- Objective
Go through the entries below and copy each line containing the word "text".

■ ■ ■ ■

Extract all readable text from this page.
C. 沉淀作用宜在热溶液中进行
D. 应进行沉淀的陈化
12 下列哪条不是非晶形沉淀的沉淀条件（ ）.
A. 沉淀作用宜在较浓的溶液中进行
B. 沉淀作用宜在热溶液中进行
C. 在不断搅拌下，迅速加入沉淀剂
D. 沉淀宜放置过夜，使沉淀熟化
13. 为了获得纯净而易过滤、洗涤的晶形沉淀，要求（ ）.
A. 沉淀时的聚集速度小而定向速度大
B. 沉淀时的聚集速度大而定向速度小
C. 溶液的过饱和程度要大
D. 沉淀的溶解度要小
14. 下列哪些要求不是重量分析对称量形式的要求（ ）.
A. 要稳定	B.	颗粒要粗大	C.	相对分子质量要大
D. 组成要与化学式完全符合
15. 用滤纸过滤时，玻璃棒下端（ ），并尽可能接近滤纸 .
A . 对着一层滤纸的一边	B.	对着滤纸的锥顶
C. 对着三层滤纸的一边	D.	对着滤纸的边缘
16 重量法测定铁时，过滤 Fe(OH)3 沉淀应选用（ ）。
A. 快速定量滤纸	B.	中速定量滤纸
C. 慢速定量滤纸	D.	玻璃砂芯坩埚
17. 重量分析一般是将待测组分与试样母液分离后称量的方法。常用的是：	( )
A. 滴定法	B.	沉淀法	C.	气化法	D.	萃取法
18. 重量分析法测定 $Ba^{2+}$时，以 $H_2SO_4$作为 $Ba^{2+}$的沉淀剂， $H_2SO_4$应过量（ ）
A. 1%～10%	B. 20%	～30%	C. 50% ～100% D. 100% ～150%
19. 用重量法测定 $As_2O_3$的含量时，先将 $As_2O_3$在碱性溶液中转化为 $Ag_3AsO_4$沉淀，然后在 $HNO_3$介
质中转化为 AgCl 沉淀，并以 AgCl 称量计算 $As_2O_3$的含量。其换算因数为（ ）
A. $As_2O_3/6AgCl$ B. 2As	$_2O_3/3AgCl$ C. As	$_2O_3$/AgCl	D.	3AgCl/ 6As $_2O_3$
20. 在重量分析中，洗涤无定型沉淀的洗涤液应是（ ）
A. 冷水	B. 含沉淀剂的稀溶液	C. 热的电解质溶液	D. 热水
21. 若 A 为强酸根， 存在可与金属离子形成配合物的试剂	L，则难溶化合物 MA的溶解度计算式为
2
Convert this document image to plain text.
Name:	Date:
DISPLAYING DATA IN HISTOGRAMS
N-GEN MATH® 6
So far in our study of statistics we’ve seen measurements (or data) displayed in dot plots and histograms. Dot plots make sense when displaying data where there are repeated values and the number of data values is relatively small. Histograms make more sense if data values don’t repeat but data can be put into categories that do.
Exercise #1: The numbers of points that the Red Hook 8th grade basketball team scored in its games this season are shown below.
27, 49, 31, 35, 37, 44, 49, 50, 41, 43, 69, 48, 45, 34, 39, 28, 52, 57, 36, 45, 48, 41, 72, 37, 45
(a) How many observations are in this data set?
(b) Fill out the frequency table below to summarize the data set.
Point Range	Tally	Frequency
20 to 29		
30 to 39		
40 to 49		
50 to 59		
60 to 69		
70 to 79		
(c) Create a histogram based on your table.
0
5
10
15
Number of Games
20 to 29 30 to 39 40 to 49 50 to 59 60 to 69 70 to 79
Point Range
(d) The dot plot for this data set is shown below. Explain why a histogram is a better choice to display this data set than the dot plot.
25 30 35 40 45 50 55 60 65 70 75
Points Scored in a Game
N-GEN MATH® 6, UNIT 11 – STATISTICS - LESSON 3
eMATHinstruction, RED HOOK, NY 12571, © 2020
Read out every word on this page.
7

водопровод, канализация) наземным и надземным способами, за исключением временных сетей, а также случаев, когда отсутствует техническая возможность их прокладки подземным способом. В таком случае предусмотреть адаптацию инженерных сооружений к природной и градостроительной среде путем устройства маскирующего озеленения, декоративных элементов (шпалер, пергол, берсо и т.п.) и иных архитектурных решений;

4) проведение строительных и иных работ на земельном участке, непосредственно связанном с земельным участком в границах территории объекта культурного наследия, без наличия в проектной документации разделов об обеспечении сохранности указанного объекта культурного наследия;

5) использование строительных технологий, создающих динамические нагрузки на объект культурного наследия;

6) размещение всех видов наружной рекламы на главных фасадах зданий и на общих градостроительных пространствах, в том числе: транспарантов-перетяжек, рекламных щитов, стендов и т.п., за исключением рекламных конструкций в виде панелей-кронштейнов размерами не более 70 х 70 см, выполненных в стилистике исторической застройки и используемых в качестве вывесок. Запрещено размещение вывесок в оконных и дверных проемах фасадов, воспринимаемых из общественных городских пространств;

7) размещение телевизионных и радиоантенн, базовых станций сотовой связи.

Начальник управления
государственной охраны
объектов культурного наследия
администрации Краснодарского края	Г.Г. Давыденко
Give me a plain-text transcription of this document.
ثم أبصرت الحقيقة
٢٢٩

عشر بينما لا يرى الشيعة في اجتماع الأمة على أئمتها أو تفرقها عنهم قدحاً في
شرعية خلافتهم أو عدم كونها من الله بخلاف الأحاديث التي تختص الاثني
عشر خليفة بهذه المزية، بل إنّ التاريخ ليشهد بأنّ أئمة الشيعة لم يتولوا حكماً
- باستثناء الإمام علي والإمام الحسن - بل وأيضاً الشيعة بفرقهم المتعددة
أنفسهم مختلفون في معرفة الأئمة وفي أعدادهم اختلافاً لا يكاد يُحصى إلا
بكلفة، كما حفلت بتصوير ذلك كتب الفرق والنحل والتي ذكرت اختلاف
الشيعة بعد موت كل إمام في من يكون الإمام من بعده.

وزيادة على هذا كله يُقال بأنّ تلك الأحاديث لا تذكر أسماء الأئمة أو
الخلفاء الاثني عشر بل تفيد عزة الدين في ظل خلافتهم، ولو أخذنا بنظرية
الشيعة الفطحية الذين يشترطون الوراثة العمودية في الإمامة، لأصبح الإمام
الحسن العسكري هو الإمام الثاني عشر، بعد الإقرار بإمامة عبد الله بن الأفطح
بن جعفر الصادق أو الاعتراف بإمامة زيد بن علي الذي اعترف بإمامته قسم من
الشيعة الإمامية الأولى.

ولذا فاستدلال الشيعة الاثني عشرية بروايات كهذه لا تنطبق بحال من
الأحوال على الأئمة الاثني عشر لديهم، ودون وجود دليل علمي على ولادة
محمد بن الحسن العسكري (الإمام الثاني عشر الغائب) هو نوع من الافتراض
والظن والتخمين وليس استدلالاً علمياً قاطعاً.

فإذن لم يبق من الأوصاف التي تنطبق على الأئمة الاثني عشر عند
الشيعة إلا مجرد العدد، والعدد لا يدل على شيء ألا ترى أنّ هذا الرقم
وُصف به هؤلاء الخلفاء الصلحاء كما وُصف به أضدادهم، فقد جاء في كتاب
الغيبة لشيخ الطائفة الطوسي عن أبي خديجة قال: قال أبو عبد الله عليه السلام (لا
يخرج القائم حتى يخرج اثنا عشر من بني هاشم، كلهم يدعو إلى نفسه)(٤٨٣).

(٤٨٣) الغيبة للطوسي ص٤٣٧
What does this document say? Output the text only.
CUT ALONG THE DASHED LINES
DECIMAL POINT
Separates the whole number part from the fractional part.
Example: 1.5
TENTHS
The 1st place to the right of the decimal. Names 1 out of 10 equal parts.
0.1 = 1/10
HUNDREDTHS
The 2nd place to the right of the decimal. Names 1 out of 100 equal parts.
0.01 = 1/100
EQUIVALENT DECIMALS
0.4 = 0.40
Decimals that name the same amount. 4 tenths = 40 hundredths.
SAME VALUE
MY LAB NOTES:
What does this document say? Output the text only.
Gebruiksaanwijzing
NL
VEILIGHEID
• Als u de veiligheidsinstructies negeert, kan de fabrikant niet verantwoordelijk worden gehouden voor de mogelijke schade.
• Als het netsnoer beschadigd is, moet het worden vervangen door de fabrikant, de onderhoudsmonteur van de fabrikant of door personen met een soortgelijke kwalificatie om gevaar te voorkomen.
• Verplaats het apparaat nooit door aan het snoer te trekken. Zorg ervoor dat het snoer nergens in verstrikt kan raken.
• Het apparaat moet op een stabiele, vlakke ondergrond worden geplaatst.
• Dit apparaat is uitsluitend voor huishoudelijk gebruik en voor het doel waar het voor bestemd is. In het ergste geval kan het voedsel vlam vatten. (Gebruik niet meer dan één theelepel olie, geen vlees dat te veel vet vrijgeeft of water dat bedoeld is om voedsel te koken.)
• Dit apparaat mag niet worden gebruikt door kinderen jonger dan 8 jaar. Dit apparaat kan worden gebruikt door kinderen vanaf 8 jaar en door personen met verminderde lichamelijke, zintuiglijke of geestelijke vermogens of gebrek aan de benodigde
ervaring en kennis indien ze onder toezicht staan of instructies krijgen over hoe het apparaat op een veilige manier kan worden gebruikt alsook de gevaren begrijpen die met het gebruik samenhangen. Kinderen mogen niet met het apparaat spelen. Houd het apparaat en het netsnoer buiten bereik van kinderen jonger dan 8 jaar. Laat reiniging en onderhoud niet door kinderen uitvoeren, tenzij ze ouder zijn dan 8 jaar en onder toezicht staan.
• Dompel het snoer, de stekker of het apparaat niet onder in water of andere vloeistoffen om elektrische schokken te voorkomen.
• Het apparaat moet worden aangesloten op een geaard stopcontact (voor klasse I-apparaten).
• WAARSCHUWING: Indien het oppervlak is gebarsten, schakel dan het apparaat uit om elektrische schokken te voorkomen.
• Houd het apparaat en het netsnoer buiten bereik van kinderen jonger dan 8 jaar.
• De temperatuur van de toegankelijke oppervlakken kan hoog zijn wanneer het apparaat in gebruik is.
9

■ ■ ■ ■

- Reply
Extract all readable text from this page.
Convert this document image to plain text.
Give me a plain-text transcription of this document.
What does this document say? Output the text only.
What does this document say? Output the text only.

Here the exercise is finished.